___ INPUT ___

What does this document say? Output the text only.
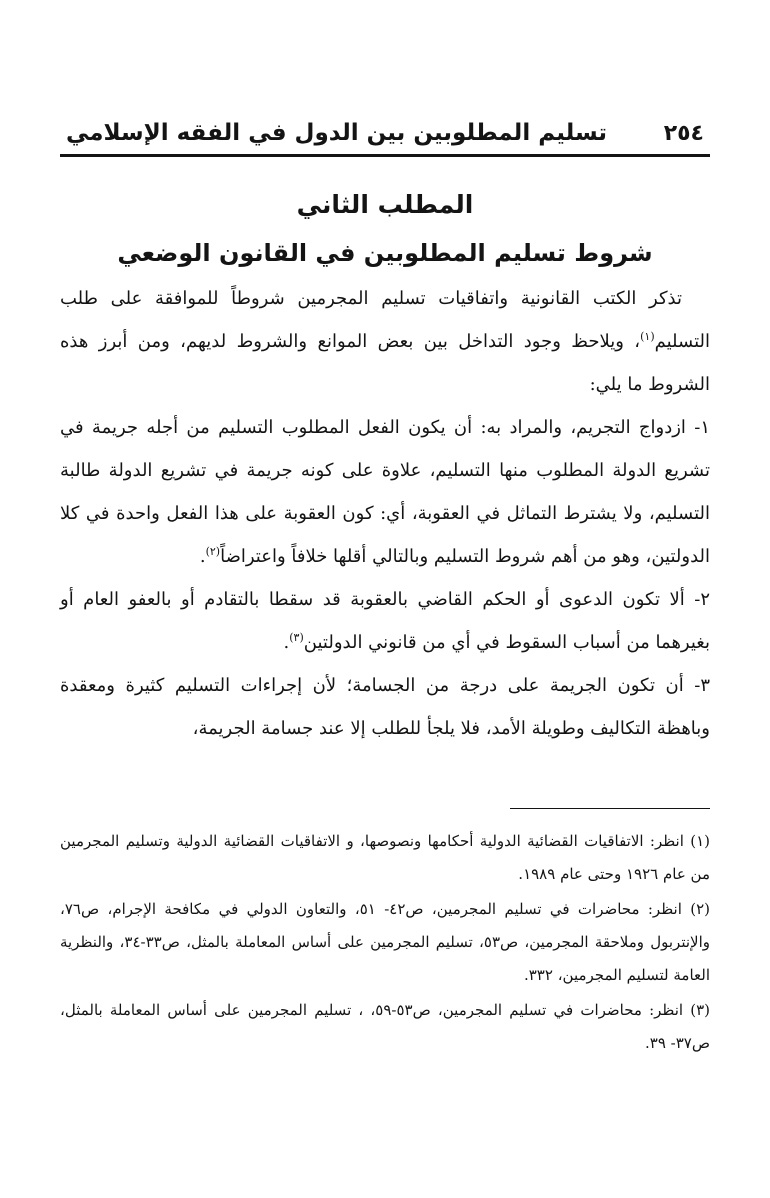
٢٥٤
تسليم المطلوبين بين الدول في الفقه الإسلامي
المطلب الثاني
شروط تسليم المطلوبين في القانون الوضعي

تذكر الكتب القانونية واتفاقيات تسليم المجرمين شروطاً للموافقة على طلب التسليم$^{(١)}$، ويلاحظ وجود التداخل بين بعض الموانع والشروط لديهم، ومن أبرز هذه الشروط ما يلي:

١- ازدواج التجريم، والمراد به: أن يكون الفعل المطلوب التسليم من أجله جريمة في تشريع الدولة المطلوب منها التسليم، علاوة على كونه جريمة في تشريع الدولة طالبة التسليم، ولا يشترط التماثل في العقوبة، أي: كون العقوبة على هذا الفعل واحدة في كلا الدولتين، وهو من أهم شروط التسليم وبالتالي أقلها خلافاً واعتراضاً$^{(٢)}$.

٢- ألا تكون الدعوى أو الحكم القاضي بالعقوبة قد سقطا بالتقادم أو بالعفو العام أو بغيرهما من أسباب السقوط في أي من قانوني الدولتين$^{(٣)}$.

٣- أن تكون الجريمة على درجة من الجسامة؛ لأن إجراءات التسليم كثيرة ومعقدة وباهظة التكاليف وطويلة الأمد، فلا يلجأ للطلب إلا عند جسامة الجريمة،

(١) انظر: الاتفاقيات القضائية الدولية أحكامها ونصوصها، و الاتفاقيات القضائية الدولية وتسليم المجرمين من عام ١٩٢٦ وحتى عام ١٩٨٩.

(٢) انظر: محاضرات في تسليم المجرمين، ص٤٢- ٥١، والتعاون الدولي في مكافحة الإجرام، ص٧٦، والإنتربول وملاحقة المجرمين، ص٥٣، تسليم المجرمين على أساس المعاملة بالمثل، ص٣٣-٣٤، والنظرية العامة لتسليم المجرمين، ٣٣٢.

(٣) انظر: محاضرات في تسليم المجرمين، ص٥٣-٥٩، ، تسليم المجرمين على أساس المعاملة بالمثل، ص٣٧- ٣٩.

___

* _WHAT YOU NEED TO DO_
State how many lines in the entries above include the word "المطلوبين"; reply with the number alone.

* _COMPLETED TASK_
2